Material provided
□ □ □ □
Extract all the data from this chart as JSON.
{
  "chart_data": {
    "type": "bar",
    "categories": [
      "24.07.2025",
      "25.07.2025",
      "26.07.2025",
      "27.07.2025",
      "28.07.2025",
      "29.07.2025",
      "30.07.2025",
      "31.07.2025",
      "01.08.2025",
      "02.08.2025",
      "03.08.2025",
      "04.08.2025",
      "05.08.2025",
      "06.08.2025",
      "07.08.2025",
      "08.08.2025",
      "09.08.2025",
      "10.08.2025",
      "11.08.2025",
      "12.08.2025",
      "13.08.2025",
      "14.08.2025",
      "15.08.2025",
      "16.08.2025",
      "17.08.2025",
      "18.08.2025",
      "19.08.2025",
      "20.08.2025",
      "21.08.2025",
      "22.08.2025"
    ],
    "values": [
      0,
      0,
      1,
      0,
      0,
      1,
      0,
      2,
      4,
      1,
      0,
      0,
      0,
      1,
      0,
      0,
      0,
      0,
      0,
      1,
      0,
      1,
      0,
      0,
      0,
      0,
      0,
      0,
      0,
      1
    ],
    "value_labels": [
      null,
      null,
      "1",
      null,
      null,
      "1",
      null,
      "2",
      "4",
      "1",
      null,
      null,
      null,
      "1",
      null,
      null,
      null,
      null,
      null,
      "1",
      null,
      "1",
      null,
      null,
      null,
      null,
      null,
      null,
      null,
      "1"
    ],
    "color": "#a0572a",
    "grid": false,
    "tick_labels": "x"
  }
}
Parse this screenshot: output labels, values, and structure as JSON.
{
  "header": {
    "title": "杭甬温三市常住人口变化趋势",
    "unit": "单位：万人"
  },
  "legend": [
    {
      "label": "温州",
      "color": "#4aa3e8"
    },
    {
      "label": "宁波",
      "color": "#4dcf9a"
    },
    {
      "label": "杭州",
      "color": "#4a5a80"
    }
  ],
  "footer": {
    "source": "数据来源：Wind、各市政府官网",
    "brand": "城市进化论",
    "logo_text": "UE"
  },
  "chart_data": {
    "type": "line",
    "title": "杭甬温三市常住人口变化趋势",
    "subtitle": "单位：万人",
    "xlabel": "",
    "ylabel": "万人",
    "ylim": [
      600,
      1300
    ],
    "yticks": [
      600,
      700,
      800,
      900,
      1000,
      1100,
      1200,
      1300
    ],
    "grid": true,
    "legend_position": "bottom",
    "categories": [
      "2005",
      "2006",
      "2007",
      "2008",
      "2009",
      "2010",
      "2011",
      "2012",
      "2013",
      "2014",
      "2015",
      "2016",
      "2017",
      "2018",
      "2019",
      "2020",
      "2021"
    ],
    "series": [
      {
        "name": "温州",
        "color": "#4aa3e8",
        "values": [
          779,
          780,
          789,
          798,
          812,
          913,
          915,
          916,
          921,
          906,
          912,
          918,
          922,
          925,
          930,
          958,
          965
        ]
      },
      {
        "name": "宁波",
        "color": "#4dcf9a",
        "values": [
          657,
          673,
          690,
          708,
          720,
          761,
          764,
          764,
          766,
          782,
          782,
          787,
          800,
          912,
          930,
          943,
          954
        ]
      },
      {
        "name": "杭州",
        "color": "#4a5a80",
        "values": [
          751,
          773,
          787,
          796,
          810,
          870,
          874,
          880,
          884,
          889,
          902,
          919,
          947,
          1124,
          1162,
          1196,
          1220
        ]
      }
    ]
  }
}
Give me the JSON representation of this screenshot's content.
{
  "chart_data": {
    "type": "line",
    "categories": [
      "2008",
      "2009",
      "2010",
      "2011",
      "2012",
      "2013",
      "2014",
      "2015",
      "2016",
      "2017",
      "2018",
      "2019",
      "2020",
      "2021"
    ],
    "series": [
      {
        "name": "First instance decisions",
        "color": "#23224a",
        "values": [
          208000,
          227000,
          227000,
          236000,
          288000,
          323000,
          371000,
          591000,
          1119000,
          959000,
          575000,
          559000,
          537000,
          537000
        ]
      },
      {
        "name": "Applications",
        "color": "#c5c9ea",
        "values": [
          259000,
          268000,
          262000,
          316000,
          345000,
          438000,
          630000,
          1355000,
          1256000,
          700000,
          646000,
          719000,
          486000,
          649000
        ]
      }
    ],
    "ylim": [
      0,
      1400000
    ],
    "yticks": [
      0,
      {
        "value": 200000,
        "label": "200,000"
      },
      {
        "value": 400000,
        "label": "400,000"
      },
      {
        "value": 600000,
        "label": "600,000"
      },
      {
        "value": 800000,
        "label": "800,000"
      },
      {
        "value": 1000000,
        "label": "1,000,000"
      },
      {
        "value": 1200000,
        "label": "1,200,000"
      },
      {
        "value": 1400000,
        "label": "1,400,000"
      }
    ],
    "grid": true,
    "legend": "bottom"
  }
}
□ □ □ □
Brief
Transcribe all of the entries without altering anything.

Answer to this problem
Extract all the data from this chart as JSON.
{
  "chart_data": {
    "type": "bar",
    "categories": [
      "24.07.2025",
      "25.07.2025",
      "26.07.2025",
      "27.07.2025",
      "28.07.2025",
      "29.07.2025",
      "30.07.2025",
      "31.07.2025",
      "01.08.2025",
      "02.08.2025",
      "03.08.2025",
      "04.08.2025",
      "05.08.2025",
      "06.08.2025",
      "07.08.2025",
      "08.08.2025",
      "09.08.2025",
      "10.08.2025",
      "11.08.2025",
      "12.08.2025",
      "13.08.2025",
      "14.08.2025",
      "15.08.2025",
      "16.08.2025",
      "17.08.2025",
      "18.08.2025",
      "19.08.2025",
      "20.08.2025",
      "21.08.2025",
      "22.08.2025"
    ],
    "values": [
      0,
      0,
      1,
      0,
      0,
      1,
      0,
      2,
      4,
      1,
      0,
      0,
      0,
      1,
      0,
      0,
      0,
      0,
      0,
      1,
      0,
      1,
      0,
      0,
      0,
      0,
      0,
      0,
      0,
      1
    ],
    "value_labels": [
      null,
      null,
      "1",
      null,
      null,
      "1",
      null,
      "2",
      "4",
      "1",
      null,
      null,
      null,
      "1",
      null,
      null,
      null,
      null,
      null,
      "1",
      null,
      "1",
      null,
      null,
      null,
      null,
      null,
      null,
      null,
      "1"
    ],
    "color": "#a0572a",
    "grid": false,
    "tick_labels": "x"
  }
}
Parse this screenshot: output labels, values, and structure as JSON.
{
  "header": {
    "title": "杭甬温三市常住人口变化趋势",
    "unit": "单位：万人"
  },
  "legend": [
    {
      "label": "温州",
      "color": "#4aa3e8"
    },
    {
      "label": "宁波",
      "color": "#4dcf9a"
    },
    {
      "label": "杭州",
      "color": "#4a5a80"
    }
  ],
  "footer": {
    "source": "数据来源：Wind、各市政府官网",
    "brand": "城市进化论",
    "logo_text": "UE"
  },
  "chart_data": {
    "type": "line",
    "title": "杭甬温三市常住人口变化趋势",
    "subtitle": "单位：万人",
    "xlabel": "",
    "ylabel": "万人",
    "ylim": [
      600,
      1300
    ],
    "yticks": [
      600,
      700,
      800,
      900,
      1000,
      1100,
      1200,
      1300
    ],
    "grid": true,
    "legend_position": "bottom",
    "categories": [
      "2005",
      "2006",
      "2007",
      "2008",
      "2009",
      "2010",
      "2011",
      "2012",
      "2013",
      "2014",
      "2015",
      "2016",
      "2017",
      "2018",
      "2019",
      "2020",
      "2021"
    ],
    "series": [
      {
        "name": "温州",
        "color": "#4aa3e8",
        "values": [
          779,
          780,
          789,
          798,
          812,
          913,
          915,
          916,
          921,
          906,
          912,
          918,
          922,
          925,
          930,
          958,
          965
        ]
      },
      {
        "name": "宁波",
        "color": "#4dcf9a",
        "values": [
          657,
          673,
          690,
          708,
          720,
          761,
          764,
          764,
          766,
          782,
          782,
          787,
          800,
          912,
          930,
          943,
          954
        ]
      },
      {
        "name": "杭州",
        "color": "#4a5a80",
        "values": [
          751,
          773,
          787,
          796,
          810,
          870,
          874,
          880,
          884,
          889,
          902,
          919,
          947,
          1124,
          1162,
          1196,
          1220
        ]
      }
    ]
  }
}
Give me the JSON representation of this screenshot's content.
{
  "chart_data": {
    "type": "line",
    "categories": [
      "2008",
      "2009",
      "2010",
      "2011",
      "2012",
      "2013",
      "2014",
      "2015",
      "2016",
      "2017",
      "2018",
      "2019",
      "2020",
      "2021"
    ],
    "series": [
      {
        "name": "First instance decisions",
        "color": "#23224a",
        "values": [
          208000,
          227000,
          227000,
          236000,
          288000,
          323000,
          371000,
          591000,
          1119000,
          959000,
          575000,
          559000,
          537000,
          537000
        ]
      },
      {
        "name": "Applications",
        "color": "#c5c9ea",
        "values": [
          259000,
          268000,
          262000,
          316000,
          345000,
          438000,
          630000,
          1355000,
          1256000,
          700000,
          646000,
          719000,
          486000,
          649000
        ]
      }
    ],
    "ylim": [
      0,
      1400000
    ],
    "yticks": [
      0,
      {
        "value": 200000,
        "label": "200,000"
      },
      {
        "value": 400000,
        "label": "400,000"
      },
      {
        "value": 600000,
        "label": "600,000"
      },
      {
        "value": 800000,
        "label": "800,000"
      },
      {
        "value": 1000000,
        "label": "1,000,000"
      },
      {
        "value": 1200000,
        "label": "1,200,000"
      },
      {
        "value": 1400000,
        "label": "1,400,000"
      }
    ],
    "grid": true,
    "legend": "bottom"
  }
}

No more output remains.